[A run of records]
--- begin ---

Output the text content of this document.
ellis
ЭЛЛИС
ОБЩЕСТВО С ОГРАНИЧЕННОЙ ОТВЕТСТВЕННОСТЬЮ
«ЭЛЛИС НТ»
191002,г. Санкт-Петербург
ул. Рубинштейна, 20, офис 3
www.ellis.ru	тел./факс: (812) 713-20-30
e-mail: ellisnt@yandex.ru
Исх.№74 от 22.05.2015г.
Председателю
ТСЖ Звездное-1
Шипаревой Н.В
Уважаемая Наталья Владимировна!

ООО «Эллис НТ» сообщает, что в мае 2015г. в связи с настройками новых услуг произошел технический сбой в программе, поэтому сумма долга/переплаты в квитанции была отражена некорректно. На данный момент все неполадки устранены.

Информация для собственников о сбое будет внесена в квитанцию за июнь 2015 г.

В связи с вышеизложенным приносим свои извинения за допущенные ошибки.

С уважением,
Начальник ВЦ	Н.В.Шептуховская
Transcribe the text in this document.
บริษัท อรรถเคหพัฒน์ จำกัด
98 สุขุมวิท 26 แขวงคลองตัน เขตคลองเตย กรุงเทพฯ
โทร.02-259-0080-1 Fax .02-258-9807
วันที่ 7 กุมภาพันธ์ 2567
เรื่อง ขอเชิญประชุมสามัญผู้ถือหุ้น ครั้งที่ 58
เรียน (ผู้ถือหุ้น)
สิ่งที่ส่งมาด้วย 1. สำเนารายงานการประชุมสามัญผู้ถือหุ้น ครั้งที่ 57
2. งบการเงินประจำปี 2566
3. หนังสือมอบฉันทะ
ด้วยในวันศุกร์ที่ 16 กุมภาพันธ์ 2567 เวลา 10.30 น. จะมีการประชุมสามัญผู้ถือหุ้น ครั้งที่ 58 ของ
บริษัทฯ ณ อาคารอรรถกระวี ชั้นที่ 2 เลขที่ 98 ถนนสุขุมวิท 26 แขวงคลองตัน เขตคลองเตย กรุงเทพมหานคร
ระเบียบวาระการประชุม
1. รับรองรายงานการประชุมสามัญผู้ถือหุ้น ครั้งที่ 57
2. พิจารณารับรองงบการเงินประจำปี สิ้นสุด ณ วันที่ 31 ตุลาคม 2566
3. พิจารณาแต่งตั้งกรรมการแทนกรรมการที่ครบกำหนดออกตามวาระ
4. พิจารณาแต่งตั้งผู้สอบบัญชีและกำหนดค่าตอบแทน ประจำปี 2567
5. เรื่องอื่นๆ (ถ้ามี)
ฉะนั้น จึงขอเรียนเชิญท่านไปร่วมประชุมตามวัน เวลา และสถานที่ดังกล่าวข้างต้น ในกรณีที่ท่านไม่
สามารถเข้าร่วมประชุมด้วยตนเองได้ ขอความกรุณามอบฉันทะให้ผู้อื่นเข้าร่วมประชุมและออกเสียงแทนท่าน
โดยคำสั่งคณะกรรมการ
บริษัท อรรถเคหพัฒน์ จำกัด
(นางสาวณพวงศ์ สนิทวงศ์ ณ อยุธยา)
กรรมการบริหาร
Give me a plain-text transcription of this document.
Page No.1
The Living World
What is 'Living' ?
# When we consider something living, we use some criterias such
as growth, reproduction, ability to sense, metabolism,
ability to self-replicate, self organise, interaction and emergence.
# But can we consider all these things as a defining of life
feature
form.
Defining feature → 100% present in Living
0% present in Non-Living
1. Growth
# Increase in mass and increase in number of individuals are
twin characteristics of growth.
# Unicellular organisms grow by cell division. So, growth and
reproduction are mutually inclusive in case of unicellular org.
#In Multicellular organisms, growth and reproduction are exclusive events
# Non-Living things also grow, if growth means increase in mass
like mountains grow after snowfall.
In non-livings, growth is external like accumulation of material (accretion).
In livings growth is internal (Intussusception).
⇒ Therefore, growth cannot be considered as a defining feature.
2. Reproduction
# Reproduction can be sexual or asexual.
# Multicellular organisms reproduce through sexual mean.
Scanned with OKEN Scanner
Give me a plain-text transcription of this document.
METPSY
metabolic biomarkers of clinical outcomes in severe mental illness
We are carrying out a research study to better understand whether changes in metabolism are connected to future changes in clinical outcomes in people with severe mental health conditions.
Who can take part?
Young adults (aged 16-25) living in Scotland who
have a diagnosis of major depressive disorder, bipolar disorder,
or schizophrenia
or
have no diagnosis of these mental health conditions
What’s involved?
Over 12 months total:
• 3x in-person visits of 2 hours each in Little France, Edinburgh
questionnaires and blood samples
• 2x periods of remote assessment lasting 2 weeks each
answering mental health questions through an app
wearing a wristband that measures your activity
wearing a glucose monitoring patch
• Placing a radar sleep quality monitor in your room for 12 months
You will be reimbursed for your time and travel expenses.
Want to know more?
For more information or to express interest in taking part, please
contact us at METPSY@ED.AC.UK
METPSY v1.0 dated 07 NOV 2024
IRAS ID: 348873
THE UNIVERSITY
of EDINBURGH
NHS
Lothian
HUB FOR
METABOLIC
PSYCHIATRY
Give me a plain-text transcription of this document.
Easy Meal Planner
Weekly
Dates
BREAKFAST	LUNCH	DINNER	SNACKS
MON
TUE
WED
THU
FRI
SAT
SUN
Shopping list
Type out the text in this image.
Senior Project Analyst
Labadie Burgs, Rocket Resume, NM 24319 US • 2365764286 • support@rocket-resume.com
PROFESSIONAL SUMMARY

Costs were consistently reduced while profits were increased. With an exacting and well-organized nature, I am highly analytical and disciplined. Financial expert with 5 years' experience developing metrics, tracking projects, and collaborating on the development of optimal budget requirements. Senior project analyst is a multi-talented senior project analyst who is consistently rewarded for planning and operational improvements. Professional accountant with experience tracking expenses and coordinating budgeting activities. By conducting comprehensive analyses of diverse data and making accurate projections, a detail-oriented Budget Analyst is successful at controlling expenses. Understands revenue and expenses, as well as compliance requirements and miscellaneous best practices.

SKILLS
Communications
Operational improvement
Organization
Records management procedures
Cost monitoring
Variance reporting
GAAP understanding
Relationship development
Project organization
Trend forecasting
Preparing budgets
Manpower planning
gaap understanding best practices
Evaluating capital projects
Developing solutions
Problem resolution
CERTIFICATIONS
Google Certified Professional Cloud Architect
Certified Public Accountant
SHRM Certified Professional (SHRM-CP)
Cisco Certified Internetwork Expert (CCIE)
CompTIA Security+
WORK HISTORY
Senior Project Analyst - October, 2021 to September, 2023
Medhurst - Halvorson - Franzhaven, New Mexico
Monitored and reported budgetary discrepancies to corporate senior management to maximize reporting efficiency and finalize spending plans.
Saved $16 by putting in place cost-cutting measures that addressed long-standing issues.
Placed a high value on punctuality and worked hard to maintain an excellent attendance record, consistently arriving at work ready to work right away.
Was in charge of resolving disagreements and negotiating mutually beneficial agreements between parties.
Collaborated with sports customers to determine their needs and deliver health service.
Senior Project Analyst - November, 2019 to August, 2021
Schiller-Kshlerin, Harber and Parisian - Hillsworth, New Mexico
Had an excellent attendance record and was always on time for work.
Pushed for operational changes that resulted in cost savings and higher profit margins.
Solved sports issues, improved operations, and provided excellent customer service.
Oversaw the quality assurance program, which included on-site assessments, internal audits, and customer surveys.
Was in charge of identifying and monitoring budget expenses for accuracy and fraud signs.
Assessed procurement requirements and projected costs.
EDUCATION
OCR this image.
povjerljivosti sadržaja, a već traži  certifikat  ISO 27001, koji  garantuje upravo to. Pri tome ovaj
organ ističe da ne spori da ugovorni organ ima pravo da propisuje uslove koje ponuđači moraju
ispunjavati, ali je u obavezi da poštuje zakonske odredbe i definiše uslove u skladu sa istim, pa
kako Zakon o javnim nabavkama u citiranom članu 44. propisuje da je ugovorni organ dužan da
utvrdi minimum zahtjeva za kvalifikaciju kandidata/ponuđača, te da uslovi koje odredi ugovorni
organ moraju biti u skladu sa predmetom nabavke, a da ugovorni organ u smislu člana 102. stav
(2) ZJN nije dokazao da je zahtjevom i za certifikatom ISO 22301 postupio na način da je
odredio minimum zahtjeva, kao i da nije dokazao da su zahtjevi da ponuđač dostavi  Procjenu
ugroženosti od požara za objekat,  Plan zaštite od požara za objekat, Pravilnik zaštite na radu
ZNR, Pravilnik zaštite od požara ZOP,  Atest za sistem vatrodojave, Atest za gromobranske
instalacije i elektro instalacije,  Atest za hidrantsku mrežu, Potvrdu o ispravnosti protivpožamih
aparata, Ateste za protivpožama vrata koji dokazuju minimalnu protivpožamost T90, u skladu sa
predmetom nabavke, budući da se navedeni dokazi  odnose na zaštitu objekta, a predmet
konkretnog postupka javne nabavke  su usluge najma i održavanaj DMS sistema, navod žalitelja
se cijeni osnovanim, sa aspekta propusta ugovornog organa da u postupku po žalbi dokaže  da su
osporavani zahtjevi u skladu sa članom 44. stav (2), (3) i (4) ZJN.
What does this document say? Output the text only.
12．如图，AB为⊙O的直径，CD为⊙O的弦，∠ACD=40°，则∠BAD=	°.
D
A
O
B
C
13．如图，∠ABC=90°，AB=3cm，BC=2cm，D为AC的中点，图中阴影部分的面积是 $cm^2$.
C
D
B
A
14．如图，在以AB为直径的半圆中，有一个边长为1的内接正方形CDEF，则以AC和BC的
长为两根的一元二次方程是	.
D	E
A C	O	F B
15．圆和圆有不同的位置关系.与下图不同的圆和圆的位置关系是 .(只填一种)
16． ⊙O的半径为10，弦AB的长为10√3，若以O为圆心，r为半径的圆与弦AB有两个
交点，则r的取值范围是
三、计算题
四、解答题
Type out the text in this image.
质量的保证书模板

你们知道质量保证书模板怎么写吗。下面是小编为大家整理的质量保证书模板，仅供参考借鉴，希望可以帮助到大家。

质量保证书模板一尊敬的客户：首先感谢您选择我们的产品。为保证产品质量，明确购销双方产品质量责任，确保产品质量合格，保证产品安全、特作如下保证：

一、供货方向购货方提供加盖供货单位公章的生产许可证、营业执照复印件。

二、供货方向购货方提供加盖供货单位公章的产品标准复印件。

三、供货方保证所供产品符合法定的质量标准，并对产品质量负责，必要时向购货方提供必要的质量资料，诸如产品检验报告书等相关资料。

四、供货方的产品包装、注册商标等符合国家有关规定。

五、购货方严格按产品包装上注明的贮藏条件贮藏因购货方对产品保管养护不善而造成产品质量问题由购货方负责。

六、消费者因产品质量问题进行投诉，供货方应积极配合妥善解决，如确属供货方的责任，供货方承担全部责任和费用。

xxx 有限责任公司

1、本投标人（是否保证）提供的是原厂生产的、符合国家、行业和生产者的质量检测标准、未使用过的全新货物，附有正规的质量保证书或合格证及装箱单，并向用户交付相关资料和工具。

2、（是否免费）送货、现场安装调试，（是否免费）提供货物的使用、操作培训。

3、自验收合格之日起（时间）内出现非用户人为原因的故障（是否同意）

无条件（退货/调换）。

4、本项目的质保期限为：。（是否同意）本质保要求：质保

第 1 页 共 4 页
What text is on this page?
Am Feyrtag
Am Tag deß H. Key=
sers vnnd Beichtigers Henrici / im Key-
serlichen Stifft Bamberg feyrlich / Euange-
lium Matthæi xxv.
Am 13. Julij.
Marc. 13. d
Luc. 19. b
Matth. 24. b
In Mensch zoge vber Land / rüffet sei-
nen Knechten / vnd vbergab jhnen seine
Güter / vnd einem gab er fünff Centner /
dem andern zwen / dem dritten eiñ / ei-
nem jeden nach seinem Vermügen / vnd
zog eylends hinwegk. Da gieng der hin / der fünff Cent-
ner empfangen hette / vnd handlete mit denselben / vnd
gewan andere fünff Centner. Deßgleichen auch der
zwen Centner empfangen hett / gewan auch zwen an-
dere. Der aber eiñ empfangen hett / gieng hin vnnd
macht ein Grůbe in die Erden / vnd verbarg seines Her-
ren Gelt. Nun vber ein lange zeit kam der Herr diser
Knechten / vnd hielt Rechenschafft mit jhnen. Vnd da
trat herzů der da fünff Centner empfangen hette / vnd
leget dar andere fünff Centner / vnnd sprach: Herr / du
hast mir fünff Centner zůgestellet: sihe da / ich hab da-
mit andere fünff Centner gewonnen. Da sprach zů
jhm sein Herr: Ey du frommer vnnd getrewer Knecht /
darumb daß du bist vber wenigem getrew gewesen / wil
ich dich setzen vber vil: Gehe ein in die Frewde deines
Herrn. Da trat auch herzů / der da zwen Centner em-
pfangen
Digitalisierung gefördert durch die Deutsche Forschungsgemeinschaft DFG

--- end ---

_Task_. Which lines hold the word "diagnosis"? Return all of them from the records above.

_Completed task_.
have a diagnosis of major depressive disorder, bipolar disorder,
have no diagnosis of these mental health conditions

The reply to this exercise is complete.